>> start Items
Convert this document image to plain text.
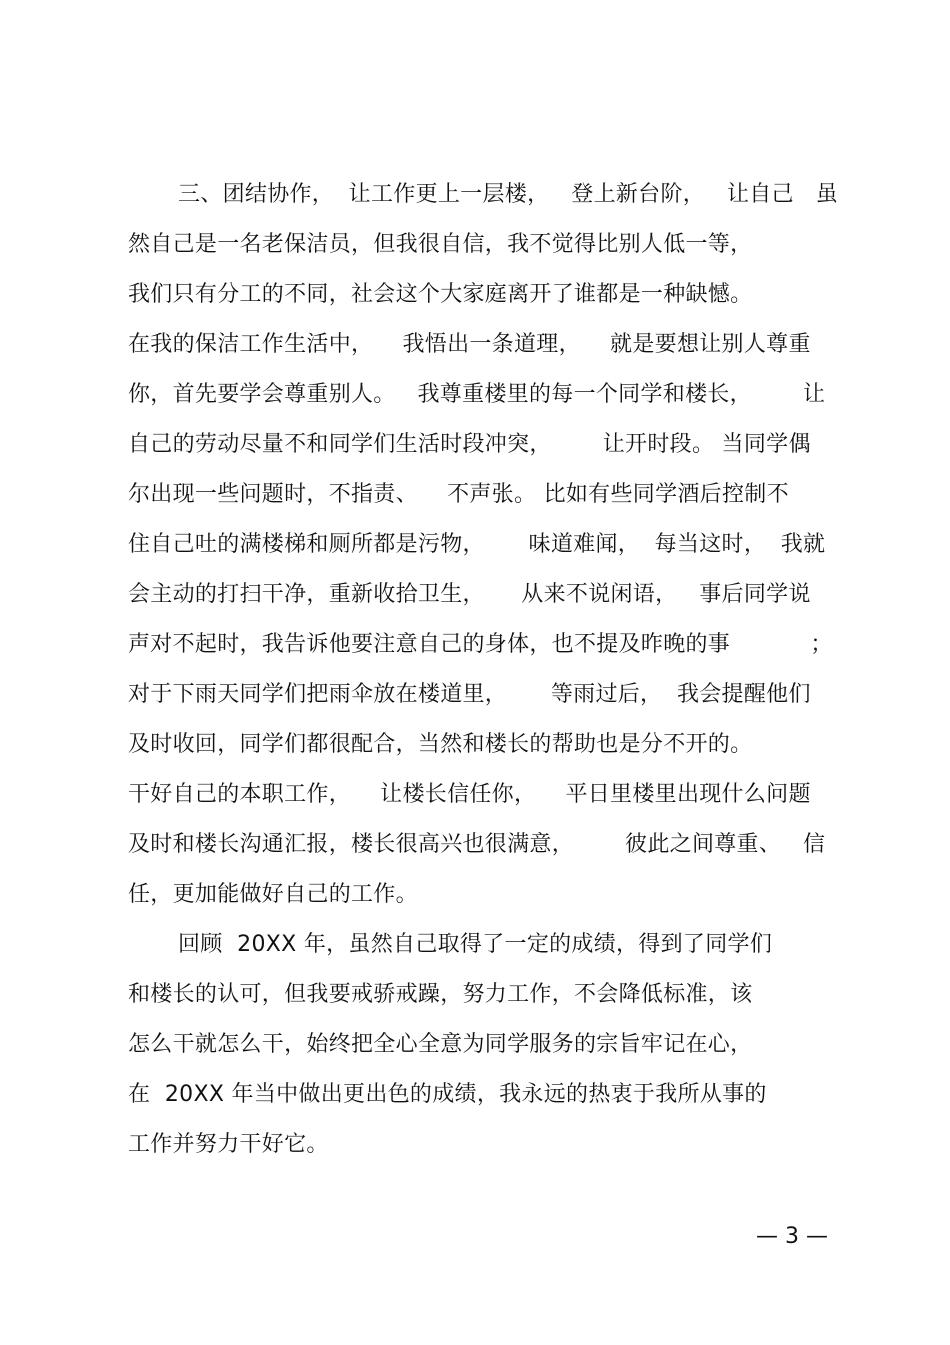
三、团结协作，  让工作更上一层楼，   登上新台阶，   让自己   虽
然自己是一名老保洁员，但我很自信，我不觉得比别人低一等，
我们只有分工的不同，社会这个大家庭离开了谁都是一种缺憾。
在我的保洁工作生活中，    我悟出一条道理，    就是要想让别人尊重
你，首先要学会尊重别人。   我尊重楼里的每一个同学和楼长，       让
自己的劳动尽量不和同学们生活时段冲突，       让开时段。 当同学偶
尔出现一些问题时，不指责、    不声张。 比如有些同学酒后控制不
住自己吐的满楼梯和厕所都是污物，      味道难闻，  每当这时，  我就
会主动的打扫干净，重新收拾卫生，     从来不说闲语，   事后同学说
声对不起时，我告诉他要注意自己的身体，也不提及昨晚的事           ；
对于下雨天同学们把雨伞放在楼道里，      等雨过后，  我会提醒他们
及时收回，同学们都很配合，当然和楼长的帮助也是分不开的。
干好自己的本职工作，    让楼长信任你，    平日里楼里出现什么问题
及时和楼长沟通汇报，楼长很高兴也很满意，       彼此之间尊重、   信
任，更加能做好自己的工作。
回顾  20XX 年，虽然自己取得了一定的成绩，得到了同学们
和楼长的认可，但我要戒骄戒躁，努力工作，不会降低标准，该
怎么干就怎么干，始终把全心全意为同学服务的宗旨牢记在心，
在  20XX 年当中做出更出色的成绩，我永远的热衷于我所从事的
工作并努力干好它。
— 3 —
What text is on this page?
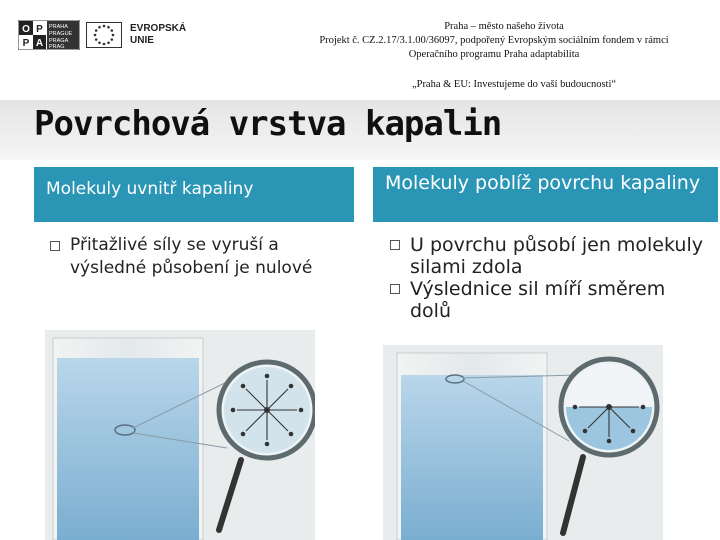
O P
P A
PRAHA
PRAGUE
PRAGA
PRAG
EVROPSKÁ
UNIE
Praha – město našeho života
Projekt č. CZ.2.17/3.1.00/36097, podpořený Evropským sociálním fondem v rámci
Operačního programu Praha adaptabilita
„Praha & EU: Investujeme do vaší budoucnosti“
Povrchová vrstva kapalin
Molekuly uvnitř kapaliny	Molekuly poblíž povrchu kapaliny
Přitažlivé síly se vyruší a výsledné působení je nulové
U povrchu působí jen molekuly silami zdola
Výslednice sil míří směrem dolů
>> end Items
>> start Items
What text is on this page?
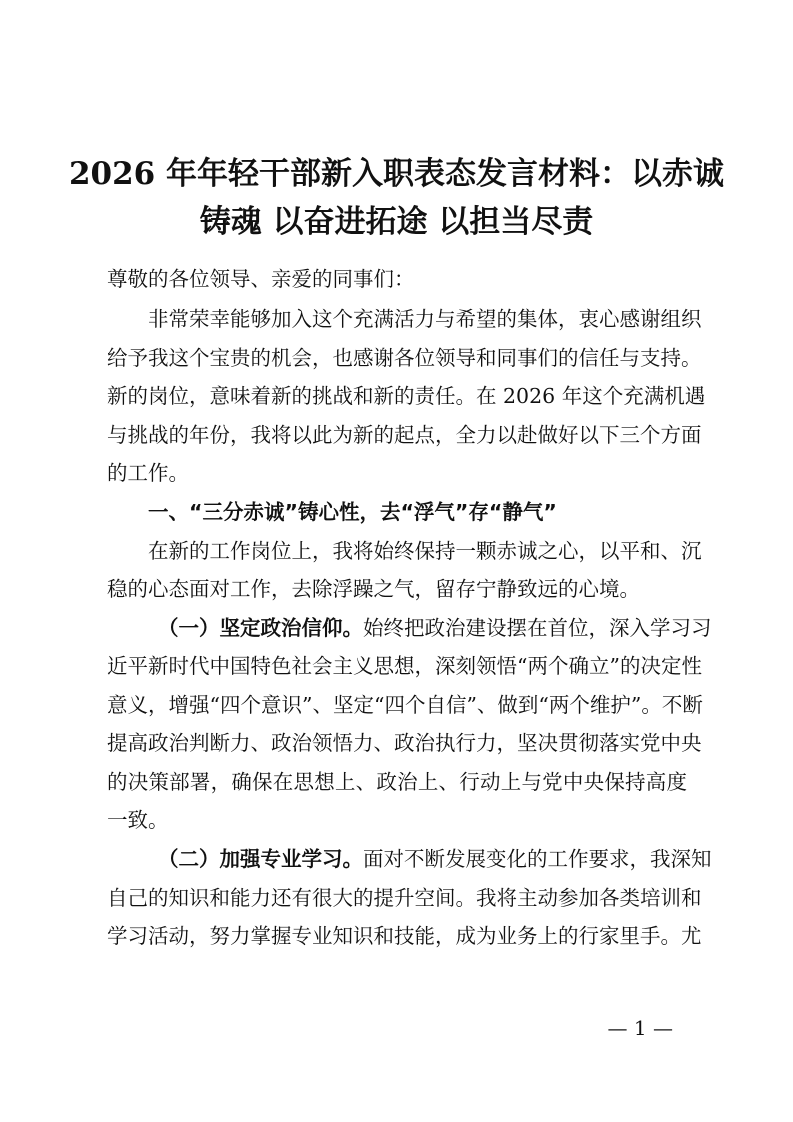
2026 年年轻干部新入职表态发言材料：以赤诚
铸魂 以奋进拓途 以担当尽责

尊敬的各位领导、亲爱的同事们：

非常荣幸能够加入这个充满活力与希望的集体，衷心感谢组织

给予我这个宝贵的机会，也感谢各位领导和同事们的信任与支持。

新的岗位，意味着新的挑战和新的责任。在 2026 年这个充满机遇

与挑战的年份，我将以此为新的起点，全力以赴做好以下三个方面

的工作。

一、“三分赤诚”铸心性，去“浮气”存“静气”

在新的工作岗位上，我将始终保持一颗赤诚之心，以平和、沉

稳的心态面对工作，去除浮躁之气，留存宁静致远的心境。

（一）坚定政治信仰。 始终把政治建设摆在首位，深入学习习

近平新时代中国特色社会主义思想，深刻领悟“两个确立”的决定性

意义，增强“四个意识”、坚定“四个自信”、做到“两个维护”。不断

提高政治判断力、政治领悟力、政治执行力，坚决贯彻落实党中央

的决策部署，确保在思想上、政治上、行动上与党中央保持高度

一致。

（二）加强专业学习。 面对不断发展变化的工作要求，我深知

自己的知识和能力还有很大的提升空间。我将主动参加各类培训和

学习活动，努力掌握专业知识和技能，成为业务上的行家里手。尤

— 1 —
>> end Items
>> start Items
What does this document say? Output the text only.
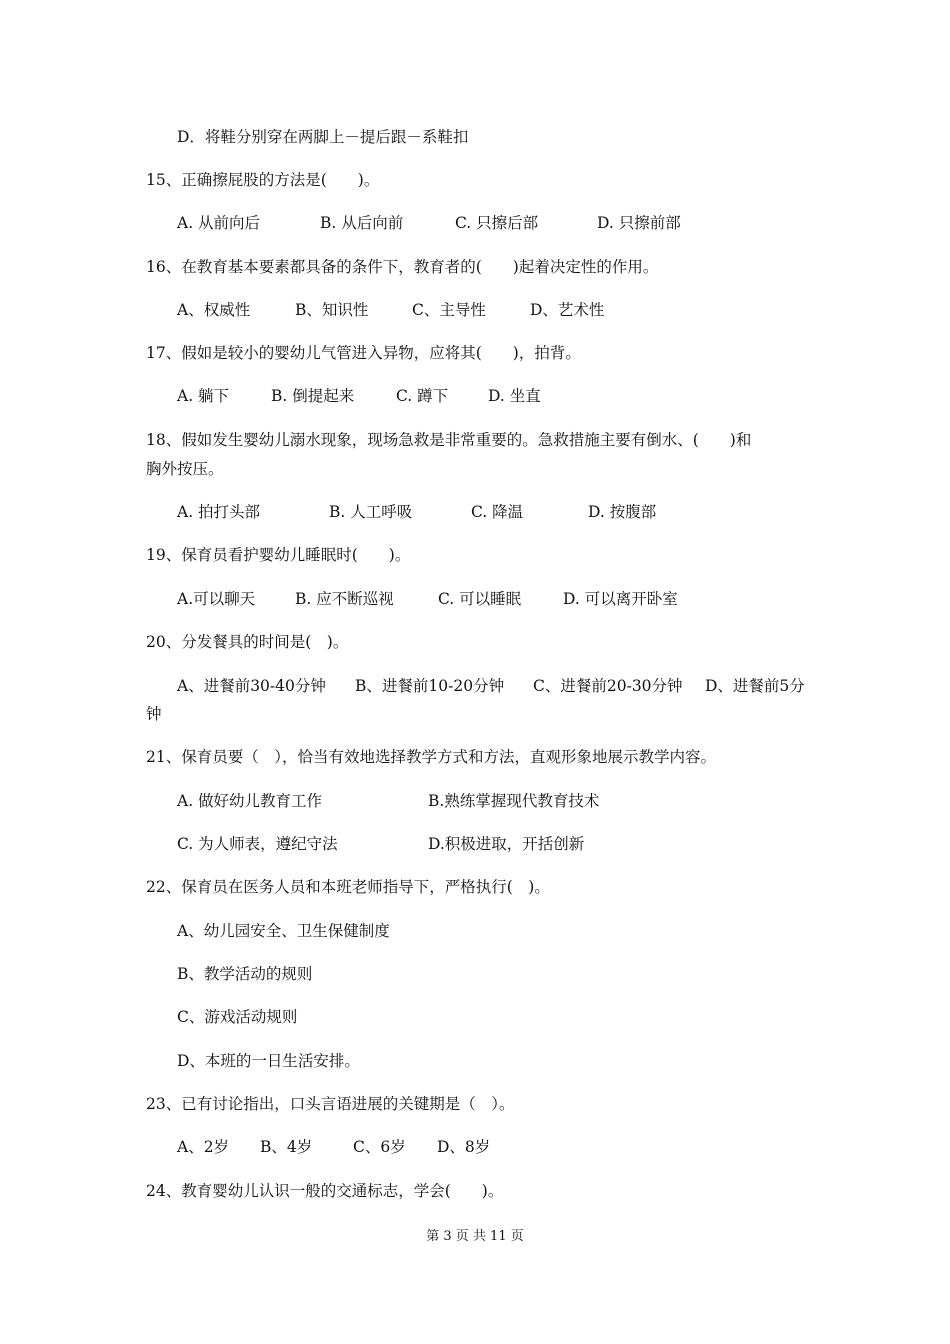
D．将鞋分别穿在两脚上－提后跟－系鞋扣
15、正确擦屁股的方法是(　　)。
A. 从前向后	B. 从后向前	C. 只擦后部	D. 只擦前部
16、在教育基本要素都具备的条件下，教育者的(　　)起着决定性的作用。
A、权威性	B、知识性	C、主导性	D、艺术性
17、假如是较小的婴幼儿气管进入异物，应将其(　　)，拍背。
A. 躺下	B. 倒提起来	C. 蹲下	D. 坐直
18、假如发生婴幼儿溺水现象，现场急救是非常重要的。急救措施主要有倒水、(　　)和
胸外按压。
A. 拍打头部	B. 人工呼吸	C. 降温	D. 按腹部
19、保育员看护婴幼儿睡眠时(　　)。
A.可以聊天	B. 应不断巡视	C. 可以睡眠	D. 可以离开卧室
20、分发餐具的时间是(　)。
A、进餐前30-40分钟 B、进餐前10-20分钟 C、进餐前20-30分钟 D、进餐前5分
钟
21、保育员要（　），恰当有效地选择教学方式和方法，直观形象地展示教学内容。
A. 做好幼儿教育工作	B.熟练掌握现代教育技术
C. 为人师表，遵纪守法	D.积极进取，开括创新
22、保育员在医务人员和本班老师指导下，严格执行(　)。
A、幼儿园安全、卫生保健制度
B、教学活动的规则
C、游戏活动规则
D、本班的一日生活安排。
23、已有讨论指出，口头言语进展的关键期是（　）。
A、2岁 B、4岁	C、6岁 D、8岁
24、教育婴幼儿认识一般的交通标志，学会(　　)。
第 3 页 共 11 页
>> end Items
## Exercise:
In the data above, count the lines where the word "document" appears; reply with the number only.

## Expected answer:
2